Exercise> Return all lines in the material below that contain "right".

Stored data>
┌────────

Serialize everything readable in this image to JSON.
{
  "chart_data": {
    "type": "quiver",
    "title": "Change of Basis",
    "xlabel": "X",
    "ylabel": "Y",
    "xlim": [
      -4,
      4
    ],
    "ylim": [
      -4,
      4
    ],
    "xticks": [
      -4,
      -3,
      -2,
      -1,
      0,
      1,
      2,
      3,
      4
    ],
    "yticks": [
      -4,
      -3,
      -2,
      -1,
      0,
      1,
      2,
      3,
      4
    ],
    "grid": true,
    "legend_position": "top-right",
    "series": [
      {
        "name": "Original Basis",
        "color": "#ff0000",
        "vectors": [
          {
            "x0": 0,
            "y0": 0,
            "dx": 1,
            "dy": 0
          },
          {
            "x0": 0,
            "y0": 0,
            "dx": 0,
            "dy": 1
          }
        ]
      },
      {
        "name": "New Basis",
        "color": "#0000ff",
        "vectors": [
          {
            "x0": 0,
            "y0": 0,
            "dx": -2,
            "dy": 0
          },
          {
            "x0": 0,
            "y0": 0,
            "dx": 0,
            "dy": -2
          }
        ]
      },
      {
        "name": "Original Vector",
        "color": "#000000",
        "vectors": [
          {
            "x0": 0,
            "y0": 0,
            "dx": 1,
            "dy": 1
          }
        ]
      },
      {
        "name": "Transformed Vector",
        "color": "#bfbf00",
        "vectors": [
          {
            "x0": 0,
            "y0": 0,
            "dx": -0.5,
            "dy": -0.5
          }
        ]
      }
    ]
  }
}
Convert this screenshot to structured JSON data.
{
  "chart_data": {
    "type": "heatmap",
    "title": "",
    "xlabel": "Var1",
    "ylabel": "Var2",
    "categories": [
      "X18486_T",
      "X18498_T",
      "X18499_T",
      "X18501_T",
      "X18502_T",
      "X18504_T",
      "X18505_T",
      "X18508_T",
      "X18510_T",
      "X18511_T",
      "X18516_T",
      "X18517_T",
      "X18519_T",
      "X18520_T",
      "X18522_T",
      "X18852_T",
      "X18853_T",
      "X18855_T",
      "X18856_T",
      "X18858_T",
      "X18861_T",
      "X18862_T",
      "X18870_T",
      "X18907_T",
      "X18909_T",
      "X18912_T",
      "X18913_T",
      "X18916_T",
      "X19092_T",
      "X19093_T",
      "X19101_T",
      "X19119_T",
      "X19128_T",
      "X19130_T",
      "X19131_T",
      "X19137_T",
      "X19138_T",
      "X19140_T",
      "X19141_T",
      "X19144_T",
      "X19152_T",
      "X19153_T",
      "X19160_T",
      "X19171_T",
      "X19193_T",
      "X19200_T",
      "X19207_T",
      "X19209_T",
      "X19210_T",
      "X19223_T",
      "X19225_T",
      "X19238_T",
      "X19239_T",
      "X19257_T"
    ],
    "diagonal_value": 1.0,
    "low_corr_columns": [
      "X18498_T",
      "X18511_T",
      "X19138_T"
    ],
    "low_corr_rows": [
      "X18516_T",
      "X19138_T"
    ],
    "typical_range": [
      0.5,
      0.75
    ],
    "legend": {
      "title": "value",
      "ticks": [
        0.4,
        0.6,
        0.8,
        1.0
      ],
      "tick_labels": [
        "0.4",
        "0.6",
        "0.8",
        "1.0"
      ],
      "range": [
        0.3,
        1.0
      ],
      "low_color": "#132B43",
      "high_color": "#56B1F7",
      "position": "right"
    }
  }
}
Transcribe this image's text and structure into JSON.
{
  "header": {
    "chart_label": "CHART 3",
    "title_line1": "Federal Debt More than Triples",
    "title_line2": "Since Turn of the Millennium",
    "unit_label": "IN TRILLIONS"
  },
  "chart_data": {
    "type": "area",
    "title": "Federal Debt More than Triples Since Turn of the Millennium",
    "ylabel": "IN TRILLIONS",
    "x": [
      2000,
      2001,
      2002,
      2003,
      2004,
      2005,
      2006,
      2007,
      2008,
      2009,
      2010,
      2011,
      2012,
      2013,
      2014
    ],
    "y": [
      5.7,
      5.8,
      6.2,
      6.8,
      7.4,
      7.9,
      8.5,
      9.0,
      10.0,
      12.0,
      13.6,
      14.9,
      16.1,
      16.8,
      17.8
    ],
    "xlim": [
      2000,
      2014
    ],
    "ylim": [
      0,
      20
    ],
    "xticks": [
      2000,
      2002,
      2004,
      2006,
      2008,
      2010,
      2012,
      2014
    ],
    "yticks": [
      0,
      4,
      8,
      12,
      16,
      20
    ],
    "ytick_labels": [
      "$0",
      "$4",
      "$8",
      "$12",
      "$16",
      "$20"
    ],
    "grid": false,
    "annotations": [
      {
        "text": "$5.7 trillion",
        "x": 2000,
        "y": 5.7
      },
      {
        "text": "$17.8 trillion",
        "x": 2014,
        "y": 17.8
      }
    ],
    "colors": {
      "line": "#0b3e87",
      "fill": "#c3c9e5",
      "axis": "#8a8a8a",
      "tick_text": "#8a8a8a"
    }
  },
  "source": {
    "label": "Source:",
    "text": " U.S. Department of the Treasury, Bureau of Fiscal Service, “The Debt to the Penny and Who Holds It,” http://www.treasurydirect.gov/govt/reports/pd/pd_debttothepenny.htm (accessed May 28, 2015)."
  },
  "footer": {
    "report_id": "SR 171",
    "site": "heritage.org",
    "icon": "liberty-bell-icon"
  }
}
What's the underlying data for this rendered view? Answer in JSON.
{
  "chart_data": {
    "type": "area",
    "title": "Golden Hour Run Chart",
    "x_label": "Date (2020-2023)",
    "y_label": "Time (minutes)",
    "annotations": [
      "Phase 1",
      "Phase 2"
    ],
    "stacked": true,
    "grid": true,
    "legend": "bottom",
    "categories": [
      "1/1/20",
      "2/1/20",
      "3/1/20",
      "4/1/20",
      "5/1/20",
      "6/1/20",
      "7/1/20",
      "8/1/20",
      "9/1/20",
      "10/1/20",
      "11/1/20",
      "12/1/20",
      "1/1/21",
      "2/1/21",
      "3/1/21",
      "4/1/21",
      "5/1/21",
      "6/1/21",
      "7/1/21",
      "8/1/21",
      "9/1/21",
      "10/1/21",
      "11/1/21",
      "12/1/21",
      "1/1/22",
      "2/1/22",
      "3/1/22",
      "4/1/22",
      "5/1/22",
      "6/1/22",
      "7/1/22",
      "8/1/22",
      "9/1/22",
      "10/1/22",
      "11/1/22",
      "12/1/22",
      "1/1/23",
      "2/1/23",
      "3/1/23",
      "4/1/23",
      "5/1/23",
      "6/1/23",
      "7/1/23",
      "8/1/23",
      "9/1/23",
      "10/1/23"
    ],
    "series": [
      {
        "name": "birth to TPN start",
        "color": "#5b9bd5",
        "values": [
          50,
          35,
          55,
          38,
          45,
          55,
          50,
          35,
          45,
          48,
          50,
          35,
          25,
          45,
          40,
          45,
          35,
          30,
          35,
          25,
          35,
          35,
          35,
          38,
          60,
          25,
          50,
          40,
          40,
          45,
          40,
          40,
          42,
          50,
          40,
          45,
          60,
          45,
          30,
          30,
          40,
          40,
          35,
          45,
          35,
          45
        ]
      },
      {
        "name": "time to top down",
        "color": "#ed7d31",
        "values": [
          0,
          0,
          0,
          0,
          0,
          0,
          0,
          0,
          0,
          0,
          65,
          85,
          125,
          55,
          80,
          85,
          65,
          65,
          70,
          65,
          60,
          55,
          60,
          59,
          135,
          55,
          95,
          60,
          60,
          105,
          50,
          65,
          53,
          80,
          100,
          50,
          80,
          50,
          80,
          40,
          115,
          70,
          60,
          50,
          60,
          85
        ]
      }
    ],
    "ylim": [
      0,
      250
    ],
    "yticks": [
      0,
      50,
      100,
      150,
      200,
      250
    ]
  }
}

└────────

Answer to the problem>
    "legend_position": "top-right",
      "position": "right"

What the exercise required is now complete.